= WHAT THE TASK REQUIRES =
Copy each line that has the string "sprints" somewhere in it.

= EXTRACTED INFORMATION =

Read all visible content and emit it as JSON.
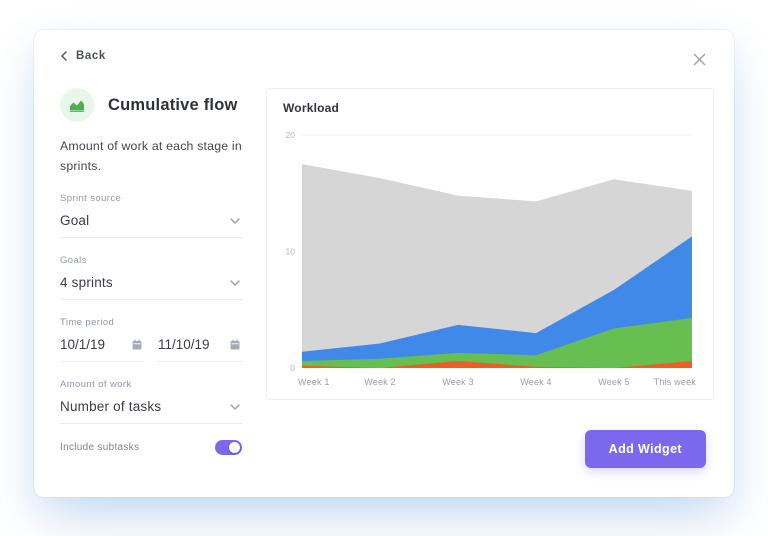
{
  "colors": {
    "accent": "#7b68ee",
    "icon_green": "#4caf50",
    "icon_bg": "#e9f6ea",
    "area_gray": "#d6d6d6",
    "area_blue": "#4189e8",
    "area_green": "#66bf50",
    "area_orange": "#ea5f29"
  },
  "modal": {
    "back_label": "Back"
  },
  "widget": {
    "icon": "area-chart-icon",
    "title": "Cumulative flow",
    "description": "Amount of work at each stage in sprints."
  },
  "form": {
    "sprint_source": {
      "label": "Sprint source",
      "value": "Goal"
    },
    "goals": {
      "label": "Goals",
      "value": "4 sprints"
    },
    "time_period": {
      "label": "Time period",
      "start": "10/1/19",
      "end": "11/10/19"
    },
    "amount_of_work": {
      "label": "Amount of work",
      "value": "Number of tasks"
    },
    "include_subtasks": {
      "label": "Include subtasks",
      "enabled": true
    }
  },
  "footer": {
    "add_widget_label": "Add Widget"
  },
  "chart_data": {
    "type": "area",
    "stacked": true,
    "title": "Workload",
    "categories": [
      "Week 1",
      "Week 2",
      "Week 3",
      "Week 4",
      "Week 5",
      "This week"
    ],
    "series": [
      {
        "name": "orange",
        "color": "#ea5f29",
        "values": [
          0.2,
          0,
          0.6,
          0.1,
          0,
          0.6
        ]
      },
      {
        "name": "green",
        "color": "#66bf50",
        "values": [
          0.4,
          0.8,
          0.7,
          1.0,
          3.4,
          3.7
        ]
      },
      {
        "name": "blue",
        "color": "#4189e8",
        "values": [
          0.8,
          1.3,
          2.4,
          1.9,
          3.3,
          7.0
        ]
      },
      {
        "name": "gray",
        "color": "#d6d6d6",
        "values": [
          16.1,
          14.2,
          11.1,
          11.3,
          9.5,
          3.9
        ]
      }
    ],
    "totals": [
      17.5,
      16.3,
      14.8,
      14.3,
      16.2,
      15.2
    ],
    "xlabel": "",
    "ylabel": "",
    "ylim": [
      0,
      20
    ],
    "yticks": [
      0,
      10,
      20
    ],
    "legend": "none",
    "grid": "horizontal"
  }
}
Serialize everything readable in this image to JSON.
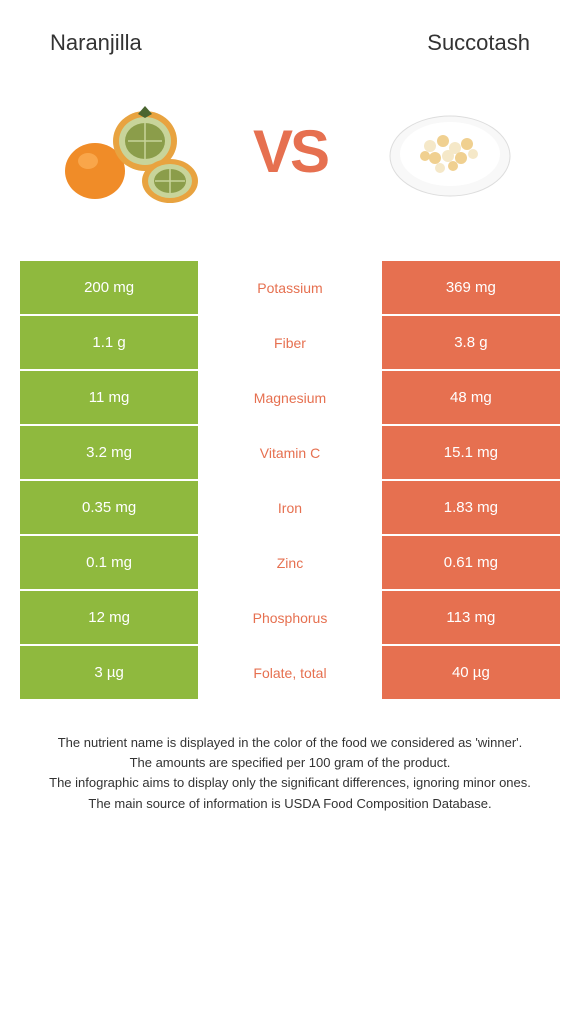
{
  "header": {
    "left_title": "Naranjilla",
    "right_title": "Succotash"
  },
  "vs": {
    "text": "VS"
  },
  "colors": {
    "left_bg": "#8fb93e",
    "right_bg": "#e67050",
    "left_text": "#8fb93e",
    "right_text": "#e67050",
    "mid_bg": "#ffffff",
    "value_text": "#ffffff"
  },
  "nutrients": [
    {
      "label": "Potassium",
      "left": "200 mg",
      "right": "369 mg",
      "winner": "right"
    },
    {
      "label": "Fiber",
      "left": "1.1 g",
      "right": "3.8 g",
      "winner": "right"
    },
    {
      "label": "Magnesium",
      "left": "11 mg",
      "right": "48 mg",
      "winner": "right"
    },
    {
      "label": "Vitamin C",
      "left": "3.2 mg",
      "right": "15.1 mg",
      "winner": "right"
    },
    {
      "label": "Iron",
      "left": "0.35 mg",
      "right": "1.83 mg",
      "winner": "right"
    },
    {
      "label": "Zinc",
      "left": "0.1 mg",
      "right": "0.61 mg",
      "winner": "right"
    },
    {
      "label": "Phosphorus",
      "left": "12 mg",
      "right": "113 mg",
      "winner": "right"
    },
    {
      "label": "Folate, total",
      "left": "3 µg",
      "right": "40 µg",
      "winner": "right"
    }
  ],
  "footnotes": {
    "line1": "The nutrient name is displayed in the color of the food we considered as 'winner'.",
    "line2": "The amounts are specified per 100 gram of the product.",
    "line3": "The infographic aims to display only the significant differences, ignoring minor ones.",
    "line4": "The main source of information is USDA Food Composition Database."
  }
}
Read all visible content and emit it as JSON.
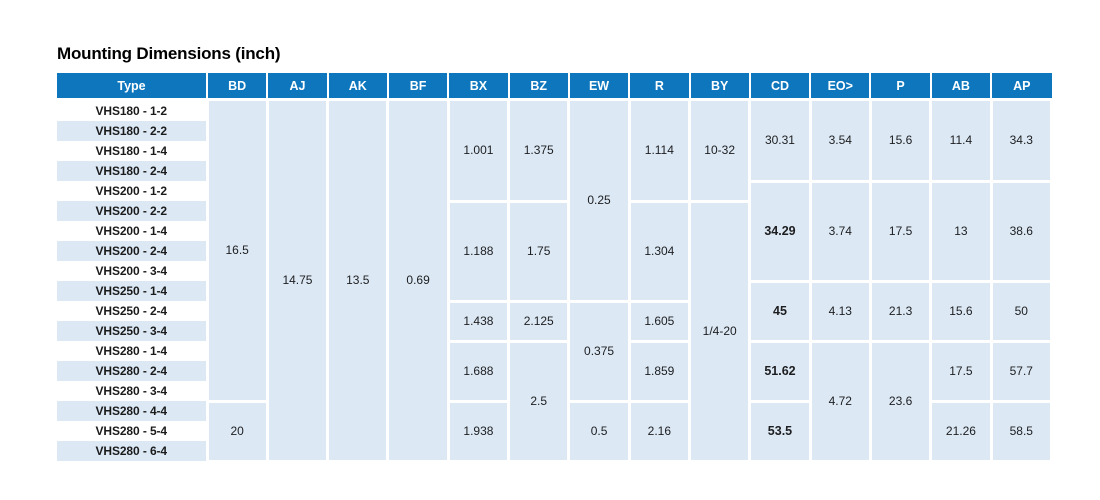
{
  "title": "Mounting Dimensions (inch)",
  "colors": {
    "header_bg": "#0e76bc",
    "cell_bg": "#dce9f5",
    "stripe_bg": "#dce9f5",
    "header_text": "#ffffff",
    "body_text": "#1d1d1f"
  },
  "table": {
    "headers": [
      "Type",
      "BD",
      "AJ",
      "AK",
      "BF",
      "BX",
      "BZ",
      "EW",
      "R",
      "BY",
      "CD",
      "EO>",
      "P",
      "AB",
      "AP"
    ],
    "types": [
      "VHS180 - 1-2",
      "VHS180 - 2-2",
      "VHS180 - 1-4",
      "VHS180 - 2-4",
      "VHS200 - 1-2",
      "VHS200 - 2-2",
      "VHS200 - 1-4",
      "VHS200 - 2-4",
      "VHS200 - 3-4",
      "VHS250 - 1-4",
      "VHS250 - 2-4",
      "VHS250 - 3-4",
      "VHS280 - 1-4",
      "VHS280 - 2-4",
      "VHS280 - 3-4",
      "VHS280 - 4-4",
      "VHS280 - 5-4",
      "VHS280 - 6-4"
    ],
    "columns": [
      {
        "key": "BD",
        "groups": [
          {
            "rows": 15,
            "value": "16.5"
          },
          {
            "rows": 3,
            "value": "20"
          }
        ]
      },
      {
        "key": "AJ",
        "groups": [
          {
            "rows": 18,
            "value": "14.75"
          }
        ]
      },
      {
        "key": "AK",
        "groups": [
          {
            "rows": 18,
            "value": "13.5"
          }
        ]
      },
      {
        "key": "BF",
        "groups": [
          {
            "rows": 18,
            "value": "0.69"
          }
        ]
      },
      {
        "key": "BX",
        "groups": [
          {
            "rows": 5,
            "value": "1.001"
          },
          {
            "rows": 5,
            "value": "1.188"
          },
          {
            "rows": 2,
            "value": "1.438"
          },
          {
            "rows": 3,
            "value": "1.688"
          },
          {
            "rows": 3,
            "value": "1.938"
          }
        ]
      },
      {
        "key": "BZ",
        "groups": [
          {
            "rows": 5,
            "value": "1.375"
          },
          {
            "rows": 5,
            "value": "1.75"
          },
          {
            "rows": 2,
            "value": "2.125"
          },
          {
            "rows": 6,
            "value": "2.5"
          }
        ]
      },
      {
        "key": "EW",
        "groups": [
          {
            "rows": 10,
            "value": "0.25"
          },
          {
            "rows": 5,
            "value": "0.375"
          },
          {
            "rows": 3,
            "value": "0.5"
          }
        ]
      },
      {
        "key": "R",
        "groups": [
          {
            "rows": 5,
            "value": "1.114"
          },
          {
            "rows": 5,
            "value": "1.304"
          },
          {
            "rows": 2,
            "value": "1.605"
          },
          {
            "rows": 3,
            "value": "1.859"
          },
          {
            "rows": 3,
            "value": "2.16"
          }
        ]
      },
      {
        "key": "BY",
        "groups": [
          {
            "rows": 5,
            "value": "10-32"
          },
          {
            "rows": 13,
            "value": "1/4-20"
          }
        ]
      },
      {
        "key": "CD",
        "groups": [
          {
            "rows": 4,
            "value": "30.31"
          },
          {
            "rows": 5,
            "value": "34.29",
            "bold": true
          },
          {
            "rows": 3,
            "value": "45",
            "bold": true
          },
          {
            "rows": 3,
            "value": "51.62",
            "bold": true
          },
          {
            "rows": 3,
            "value": "53.5",
            "bold": true
          }
        ]
      },
      {
        "key": "EO>",
        "groups": [
          {
            "rows": 4,
            "value": "3.54"
          },
          {
            "rows": 5,
            "value": "3.74"
          },
          {
            "rows": 3,
            "value": "4.13"
          },
          {
            "rows": 6,
            "value": "4.72"
          }
        ]
      },
      {
        "key": "P",
        "groups": [
          {
            "rows": 4,
            "value": "15.6"
          },
          {
            "rows": 5,
            "value": "17.5"
          },
          {
            "rows": 3,
            "value": "21.3"
          },
          {
            "rows": 6,
            "value": "23.6"
          }
        ]
      },
      {
        "key": "AB",
        "groups": [
          {
            "rows": 4,
            "value": "11.4"
          },
          {
            "rows": 5,
            "value": "13"
          },
          {
            "rows": 3,
            "value": "15.6"
          },
          {
            "rows": 3,
            "value": "17.5"
          },
          {
            "rows": 3,
            "value": "21.26"
          }
        ]
      },
      {
        "key": "AP",
        "groups": [
          {
            "rows": 4,
            "value": "34.3"
          },
          {
            "rows": 5,
            "value": "38.6"
          },
          {
            "rows": 3,
            "value": "50"
          },
          {
            "rows": 3,
            "value": "57.7"
          },
          {
            "rows": 3,
            "value": "58.5"
          }
        ]
      }
    ]
  }
}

= FULL RESPONSE =
    "description": "Amount of work at each stage in sprints."
      "value": "4 sprints"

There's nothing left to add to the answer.